Your task — Which lines hold the word "this"? Copy each one.

== Data to process ==

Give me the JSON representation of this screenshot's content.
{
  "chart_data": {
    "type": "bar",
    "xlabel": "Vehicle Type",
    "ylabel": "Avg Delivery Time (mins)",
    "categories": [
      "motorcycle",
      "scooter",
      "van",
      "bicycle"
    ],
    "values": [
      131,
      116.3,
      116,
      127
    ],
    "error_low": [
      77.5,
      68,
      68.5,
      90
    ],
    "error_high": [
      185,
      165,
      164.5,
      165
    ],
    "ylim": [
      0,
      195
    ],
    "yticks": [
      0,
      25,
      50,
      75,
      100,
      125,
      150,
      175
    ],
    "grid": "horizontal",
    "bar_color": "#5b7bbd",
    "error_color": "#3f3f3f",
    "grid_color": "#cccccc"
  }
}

===
== Data to process ==

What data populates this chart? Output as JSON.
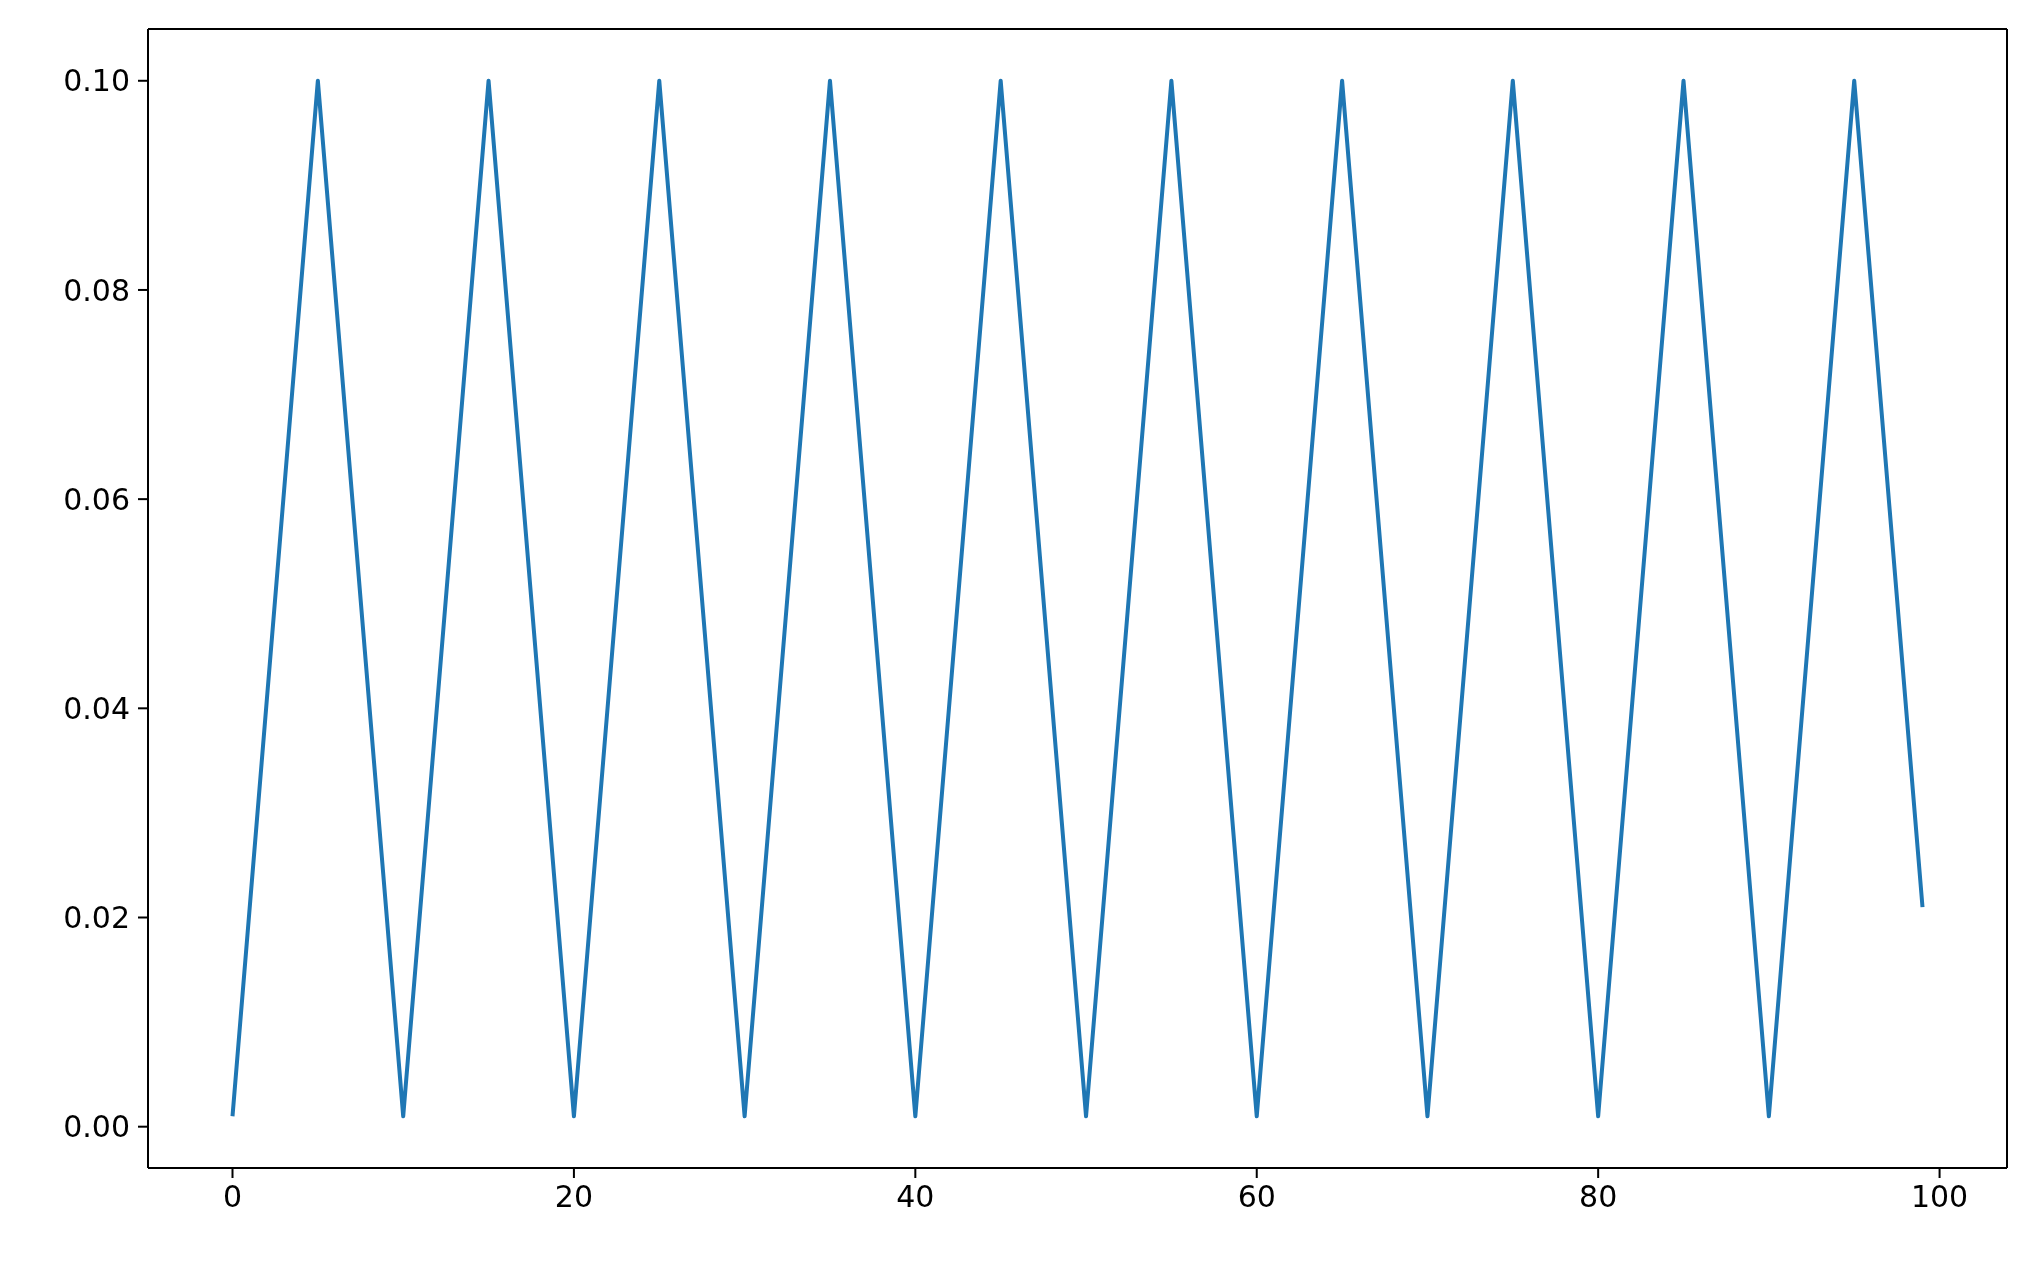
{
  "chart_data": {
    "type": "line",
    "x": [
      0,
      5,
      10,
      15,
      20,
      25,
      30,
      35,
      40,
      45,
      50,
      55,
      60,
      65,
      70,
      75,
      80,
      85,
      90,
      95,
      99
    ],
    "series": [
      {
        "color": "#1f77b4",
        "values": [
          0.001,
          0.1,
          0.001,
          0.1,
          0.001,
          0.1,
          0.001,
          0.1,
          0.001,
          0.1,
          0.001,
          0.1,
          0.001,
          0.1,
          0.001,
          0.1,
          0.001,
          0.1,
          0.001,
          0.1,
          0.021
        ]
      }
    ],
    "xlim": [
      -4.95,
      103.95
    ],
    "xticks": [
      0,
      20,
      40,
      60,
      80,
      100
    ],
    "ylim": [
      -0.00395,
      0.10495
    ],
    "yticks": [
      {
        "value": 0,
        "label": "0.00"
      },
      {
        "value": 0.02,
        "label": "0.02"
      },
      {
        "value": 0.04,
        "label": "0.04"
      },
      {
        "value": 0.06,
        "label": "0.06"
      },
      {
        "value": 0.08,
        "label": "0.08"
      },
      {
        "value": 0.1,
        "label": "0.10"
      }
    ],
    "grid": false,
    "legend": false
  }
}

===

Exercise response —
Give me the JSON representation of this screenshot's content.
What data populates this chart? Output as JSON.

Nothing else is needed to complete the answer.